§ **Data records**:
========================

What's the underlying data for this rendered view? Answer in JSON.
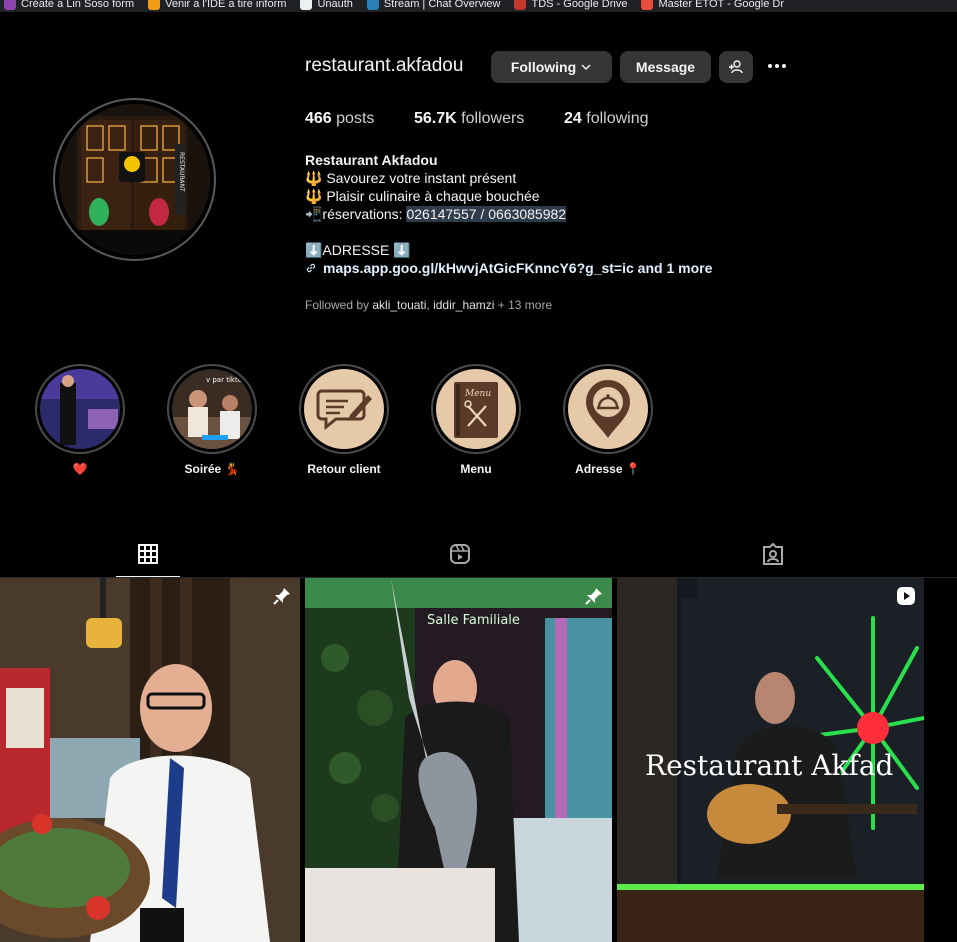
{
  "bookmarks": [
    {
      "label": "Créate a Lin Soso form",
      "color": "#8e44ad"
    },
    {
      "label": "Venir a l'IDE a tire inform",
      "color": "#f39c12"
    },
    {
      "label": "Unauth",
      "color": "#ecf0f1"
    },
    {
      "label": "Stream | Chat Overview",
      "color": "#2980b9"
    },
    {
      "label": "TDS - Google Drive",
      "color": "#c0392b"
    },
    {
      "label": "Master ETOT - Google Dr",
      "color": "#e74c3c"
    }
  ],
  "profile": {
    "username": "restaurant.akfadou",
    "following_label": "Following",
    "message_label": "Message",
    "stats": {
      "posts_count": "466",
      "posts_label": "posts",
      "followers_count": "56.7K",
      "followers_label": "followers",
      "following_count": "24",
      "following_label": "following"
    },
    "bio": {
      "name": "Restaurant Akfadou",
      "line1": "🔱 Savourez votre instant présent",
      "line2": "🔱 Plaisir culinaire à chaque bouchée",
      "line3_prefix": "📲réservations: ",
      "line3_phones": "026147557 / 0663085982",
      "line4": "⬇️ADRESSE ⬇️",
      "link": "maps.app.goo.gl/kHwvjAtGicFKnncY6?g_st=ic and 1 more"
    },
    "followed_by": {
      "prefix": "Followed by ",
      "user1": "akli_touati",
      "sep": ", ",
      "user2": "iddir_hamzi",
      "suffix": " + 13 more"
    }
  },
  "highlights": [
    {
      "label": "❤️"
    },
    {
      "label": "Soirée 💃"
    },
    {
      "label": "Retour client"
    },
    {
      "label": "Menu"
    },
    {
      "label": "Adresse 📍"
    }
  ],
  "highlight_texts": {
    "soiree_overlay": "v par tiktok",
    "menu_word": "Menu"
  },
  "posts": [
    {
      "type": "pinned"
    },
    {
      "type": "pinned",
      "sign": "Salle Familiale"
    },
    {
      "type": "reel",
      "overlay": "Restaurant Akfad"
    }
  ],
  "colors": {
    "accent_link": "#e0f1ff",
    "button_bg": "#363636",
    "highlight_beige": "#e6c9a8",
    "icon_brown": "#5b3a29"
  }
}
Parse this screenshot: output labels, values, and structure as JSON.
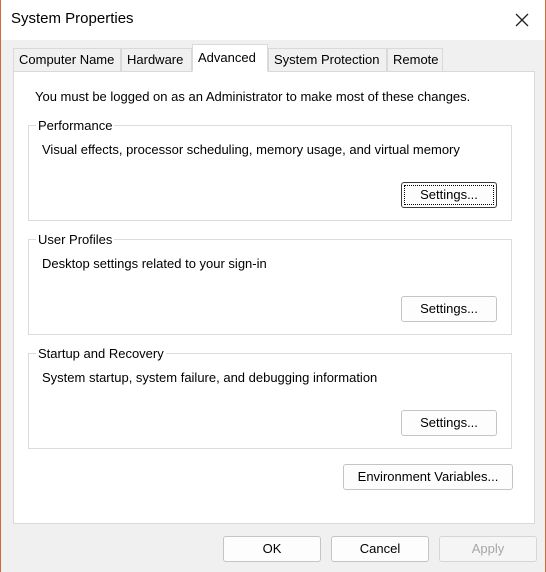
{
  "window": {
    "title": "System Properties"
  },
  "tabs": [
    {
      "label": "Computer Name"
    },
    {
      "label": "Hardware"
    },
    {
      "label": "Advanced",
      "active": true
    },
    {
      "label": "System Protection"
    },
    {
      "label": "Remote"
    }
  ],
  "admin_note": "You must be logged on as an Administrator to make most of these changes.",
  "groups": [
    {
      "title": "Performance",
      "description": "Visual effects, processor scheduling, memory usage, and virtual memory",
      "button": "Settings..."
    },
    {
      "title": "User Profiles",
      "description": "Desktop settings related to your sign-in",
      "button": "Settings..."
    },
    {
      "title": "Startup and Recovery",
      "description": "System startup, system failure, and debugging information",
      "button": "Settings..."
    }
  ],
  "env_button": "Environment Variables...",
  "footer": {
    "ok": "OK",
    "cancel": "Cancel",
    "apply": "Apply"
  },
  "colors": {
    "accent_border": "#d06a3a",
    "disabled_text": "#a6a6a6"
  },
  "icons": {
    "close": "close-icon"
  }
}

========================

§ **Exercise aim**: Write out all the records again, exactly, minus any pictures.

§ **Result**:
What's the underlying data for this rendered view? Answer in JSON.
{
  "bookmarks": [
    {
      "label": "Créate a Lin Soso form",
      "color": "#8e44ad"
    },
    {
      "label": "Venir a l'IDE a tire inform",
      "color": "#f39c12"
    },
    {
      "label": "Unauth",
      "color": "#ecf0f1"
    },
    {
      "label": "Stream | Chat Overview",
      "color": "#2980b9"
    },
    {
      "label": "TDS - Google Drive",
      "color": "#c0392b"
    },
    {
      "label": "Master ETOT - Google Dr",
      "color": "#e74c3c"
    }
  ],
  "profile": {
    "username": "restaurant.akfadou",
    "following_label": "Following",
    "message_label": "Message",
    "stats": {
      "posts_count": "466",
      "posts_label": "posts",
      "followers_count": "56.7K",
      "followers_label": "followers",
      "following_count": "24",
      "following_label": "following"
    },
    "bio": {
      "name": "Restaurant Akfadou",
      "line1": "🔱 Savourez votre instant présent",
      "line2": "🔱 Plaisir culinaire à chaque bouchée",
      "line3_prefix": "📲réservations: ",
      "line3_phones": "026147557 / 0663085982",
      "line4": "⬇️ADRESSE ⬇️",
      "link": "maps.app.goo.gl/kHwvjAtGicFKnncY6?g_st=ic and 1 more"
    },
    "followed_by": {
      "prefix": "Followed by ",
      "user1": "akli_touati",
      "sep": ", ",
      "user2": "iddir_hamzi",
      "suffix": " + 13 more"
    }
  },
  "highlights": [
    {
      "label": "❤️"
    },
    {
      "label": "Soirée 💃"
    },
    {
      "label": "Retour client"
    },
    {
      "label": "Menu"
    },
    {
      "label": "Adresse 📍"
    }
  ],
  "highlight_texts": {
    "soiree_overlay": "v par tiktok",
    "menu_word": "Menu"
  },
  "posts": [
    {
      "type": "pinned"
    },
    {
      "type": "pinned",
      "sign": "Salle Familiale"
    },
    {
      "type": "reel",
      "overlay": "Restaurant Akfad"
    }
  ],
  "colors": {
    "accent_link": "#e0f1ff",
    "button_bg": "#363636",
    "highlight_beige": "#e6c9a8",
    "icon_brown": "#5b3a29"
  }
}
Parse this screenshot: output labels, values, and structure as JSON.
{
  "window": {
    "title": "System Properties"
  },
  "tabs": [
    {
      "label": "Computer Name"
    },
    {
      "label": "Hardware"
    },
    {
      "label": "Advanced",
      "active": true
    },
    {
      "label": "System Protection"
    },
    {
      "label": "Remote"
    }
  ],
  "admin_note": "You must be logged on as an Administrator to make most of these changes.",
  "groups": [
    {
      "title": "Performance",
      "description": "Visual effects, processor scheduling, memory usage, and virtual memory",
      "button": "Settings..."
    },
    {
      "title": "User Profiles",
      "description": "Desktop settings related to your sign-in",
      "button": "Settings..."
    },
    {
      "title": "Startup and Recovery",
      "description": "System startup, system failure, and debugging information",
      "button": "Settings..."
    }
  ],
  "env_button": "Environment Variables...",
  "footer": {
    "ok": "OK",
    "cancel": "Cancel",
    "apply": "Apply"
  },
  "colors": {
    "accent_border": "#d06a3a",
    "disabled_text": "#a6a6a6"
  },
  "icons": {
    "close": "close-icon"
  }
}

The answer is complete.